(Source data)

● ● ● ●

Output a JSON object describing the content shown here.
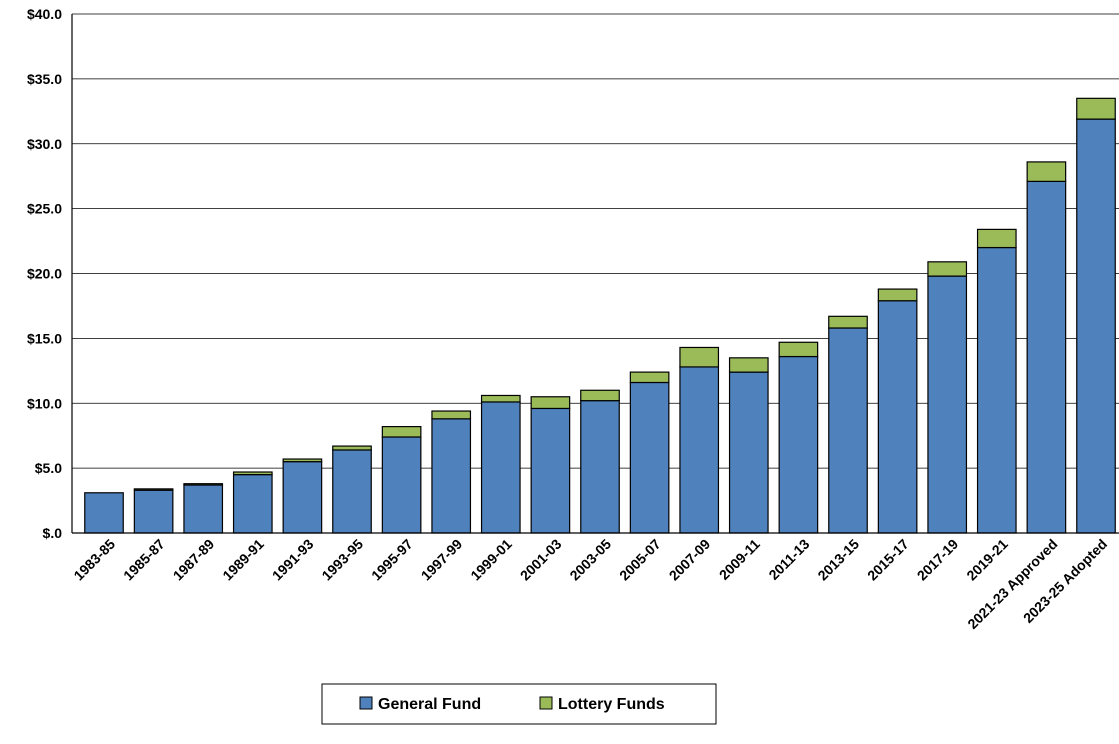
{
  "chart_data": {
    "type": "bar",
    "stacked": true,
    "categories": [
      "1983-85",
      "1985-87",
      "1987-89",
      "1989-91",
      "1991-93",
      "1993-95",
      "1995-97",
      "1997-99",
      "1999-01",
      "2001-03",
      "2003-05",
      "2005-07",
      "2007-09",
      "2009-11",
      "2011-13",
      "2013-15",
      "2015-17",
      "2017-19",
      "2019-21",
      "2021-23 Approved",
      "2023-25 Adopted"
    ],
    "series": [
      {
        "name": "General Fund",
        "color": "#4F81BD",
        "values": [
          3.1,
          3.3,
          3.7,
          4.5,
          5.5,
          6.4,
          7.4,
          8.8,
          10.1,
          9.6,
          10.2,
          11.6,
          12.8,
          12.4,
          13.6,
          15.8,
          17.9,
          19.8,
          22.0,
          27.1,
          31.9
        ]
      },
      {
        "name": "Lottery Funds",
        "color": "#9BBB59",
        "values": [
          0.0,
          0.1,
          0.1,
          0.2,
          0.2,
          0.3,
          0.8,
          0.6,
          0.5,
          0.9,
          0.8,
          0.8,
          1.5,
          1.1,
          1.1,
          0.9,
          0.9,
          1.1,
          1.4,
          1.5,
          1.6
        ]
      }
    ],
    "ylim": [
      0,
      40
    ],
    "yticks": [
      0,
      5,
      10,
      15,
      20,
      25,
      30,
      35,
      40
    ],
    "ytick_labels": [
      "$.0",
      "$5.0",
      "$10.0",
      "$15.0",
      "$20.0",
      "$25.0",
      "$30.0",
      "$35.0",
      "$40.0"
    ],
    "grid": true,
    "legend_position": "bottom-center",
    "title": "",
    "xlabel": "",
    "ylabel": ""
  }
}
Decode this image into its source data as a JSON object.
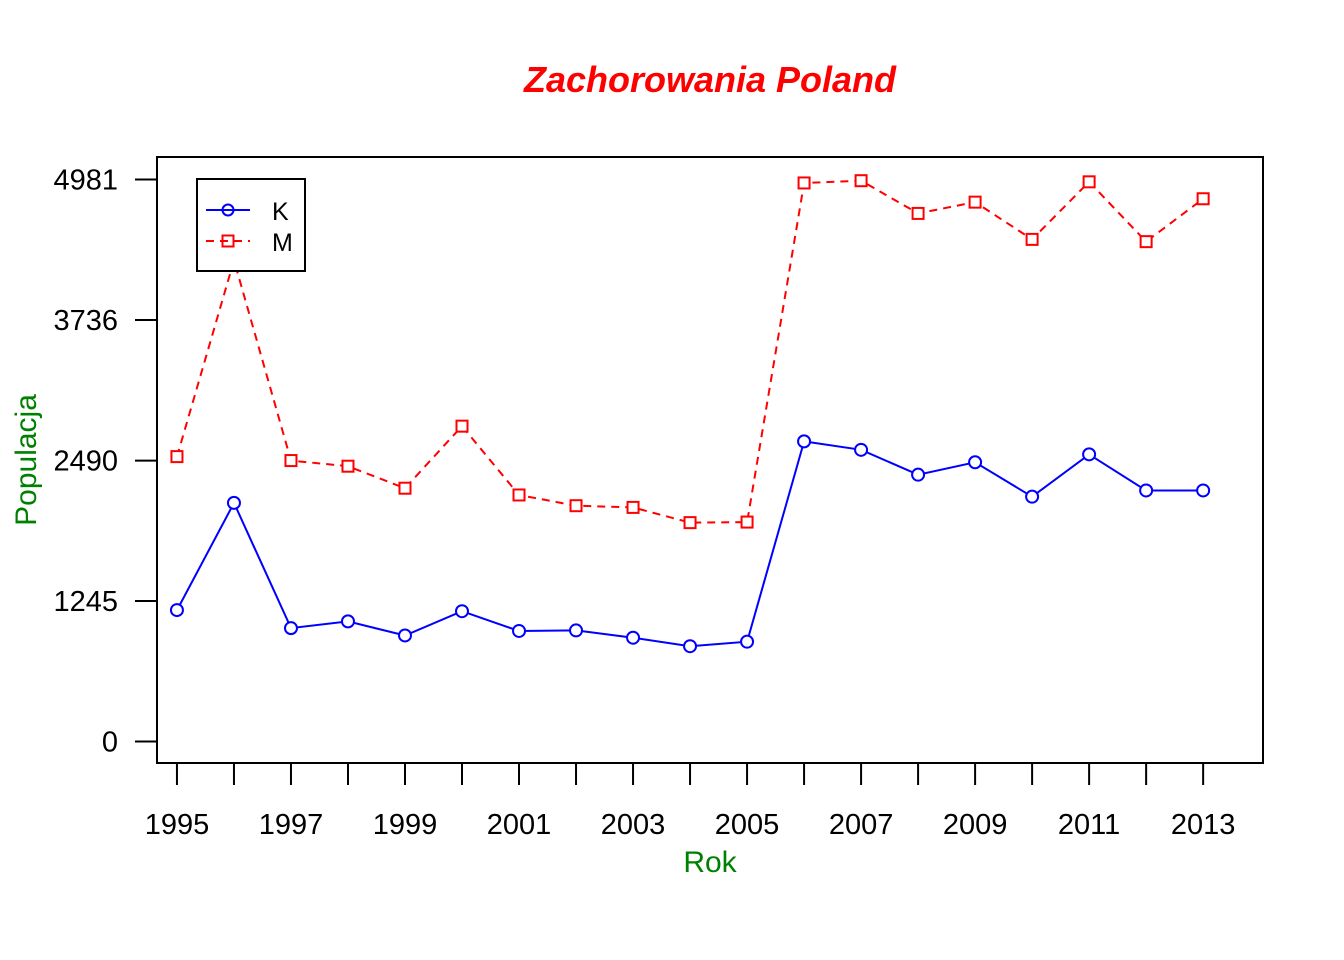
{
  "chart_data": {
    "type": "line",
    "title": "Zachorowania Poland",
    "xlabel": "Rok",
    "ylabel": "Populacja",
    "x": [
      1995,
      1996,
      1997,
      1998,
      1999,
      2000,
      2001,
      2002,
      2003,
      2004,
      2005,
      2006,
      2007,
      2008,
      2009,
      2010,
      2011,
      2012,
      2013
    ],
    "x_tick_labels": [
      "1995",
      "1997",
      "1999",
      "2001",
      "2003",
      "2005",
      "2007",
      "2009",
      "2011",
      "2013"
    ],
    "y_ticks": [
      0,
      1245,
      2490,
      3736,
      4981
    ],
    "y_tick_labels": [
      "0",
      "1245",
      "2490",
      "3736",
      "4981"
    ],
    "xlim": [
      1994.65,
      2014.05
    ],
    "ylim": [
      -190,
      5180
    ],
    "grid": false,
    "legend_position": "top-left",
    "series": [
      {
        "name": "K",
        "color": "#0000ff",
        "line_style": "solid",
        "marker": "circle",
        "values": [
          1165,
          2115,
          1005,
          1065,
          940,
          1155,
          980,
          985,
          920,
          845,
          885,
          2660,
          2585,
          2365,
          2475,
          2170,
          2545,
          2225,
          2225
        ]
      },
      {
        "name": "M",
        "color": "#ff0000",
        "line_style": "dashed",
        "marker": "square",
        "values": [
          2525,
          4265,
          2490,
          2440,
          2245,
          2795,
          2185,
          2090,
          2075,
          1940,
          1945,
          4950,
          4970,
          4680,
          4780,
          4450,
          4960,
          4430,
          4810
        ]
      }
    ]
  }
}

● ● ● ●

**Exercise:** Reproduce the material above verbatim; omit every picture.

**The completed task:**
Output a JSON object describing the content shown here.
{
  "chart_data": {
    "type": "bar",
    "stacked": true,
    "categories": [
      "1983-85",
      "1985-87",
      "1987-89",
      "1989-91",
      "1991-93",
      "1993-95",
      "1995-97",
      "1997-99",
      "1999-01",
      "2001-03",
      "2003-05",
      "2005-07",
      "2007-09",
      "2009-11",
      "2011-13",
      "2013-15",
      "2015-17",
      "2017-19",
      "2019-21",
      "2021-23 Approved",
      "2023-25 Adopted"
    ],
    "series": [
      {
        "name": "General Fund",
        "color": "#4F81BD",
        "values": [
          3.1,
          3.3,
          3.7,
          4.5,
          5.5,
          6.4,
          7.4,
          8.8,
          10.1,
          9.6,
          10.2,
          11.6,
          12.8,
          12.4,
          13.6,
          15.8,
          17.9,
          19.8,
          22.0,
          27.1,
          31.9
        ]
      },
      {
        "name": "Lottery Funds",
        "color": "#9BBB59",
        "values": [
          0.0,
          0.1,
          0.1,
          0.2,
          0.2,
          0.3,
          0.8,
          0.6,
          0.5,
          0.9,
          0.8,
          0.8,
          1.5,
          1.1,
          1.1,
          0.9,
          0.9,
          1.1,
          1.4,
          1.5,
          1.6
        ]
      }
    ],
    "ylim": [
      0,
      40
    ],
    "yticks": [
      0,
      5,
      10,
      15,
      20,
      25,
      30,
      35,
      40
    ],
    "ytick_labels": [
      "$.0",
      "$5.0",
      "$10.0",
      "$15.0",
      "$20.0",
      "$25.0",
      "$30.0",
      "$35.0",
      "$40.0"
    ],
    "grid": true,
    "legend_position": "bottom-center",
    "title": "",
    "xlabel": "",
    "ylabel": ""
  }
}
Decode this image into its source data as a JSON object.
{
  "chart_data": {
    "type": "line",
    "title": "Zachorowania Poland",
    "xlabel": "Rok",
    "ylabel": "Populacja",
    "x": [
      1995,
      1996,
      1997,
      1998,
      1999,
      2000,
      2001,
      2002,
      2003,
      2004,
      2005,
      2006,
      2007,
      2008,
      2009,
      2010,
      2011,
      2012,
      2013
    ],
    "x_tick_labels": [
      "1995",
      "1997",
      "1999",
      "2001",
      "2003",
      "2005",
      "2007",
      "2009",
      "2011",
      "2013"
    ],
    "y_ticks": [
      0,
      1245,
      2490,
      3736,
      4981
    ],
    "y_tick_labels": [
      "0",
      "1245",
      "2490",
      "3736",
      "4981"
    ],
    "xlim": [
      1994.65,
      2014.05
    ],
    "ylim": [
      -190,
      5180
    ],
    "grid": false,
    "legend_position": "top-left",
    "series": [
      {
        "name": "K",
        "color": "#0000ff",
        "line_style": "solid",
        "marker": "circle",
        "values": [
          1165,
          2115,
          1005,
          1065,
          940,
          1155,
          980,
          985,
          920,
          845,
          885,
          2660,
          2585,
          2365,
          2475,
          2170,
          2545,
          2225,
          2225
        ]
      },
      {
        "name": "M",
        "color": "#ff0000",
        "line_style": "dashed",
        "marker": "square",
        "values": [
          2525,
          4265,
          2490,
          2440,
          2245,
          2795,
          2185,
          2090,
          2075,
          1940,
          1945,
          4950,
          4970,
          4680,
          4780,
          4450,
          4960,
          4430,
          4810
        ]
      }
    ]
  }
}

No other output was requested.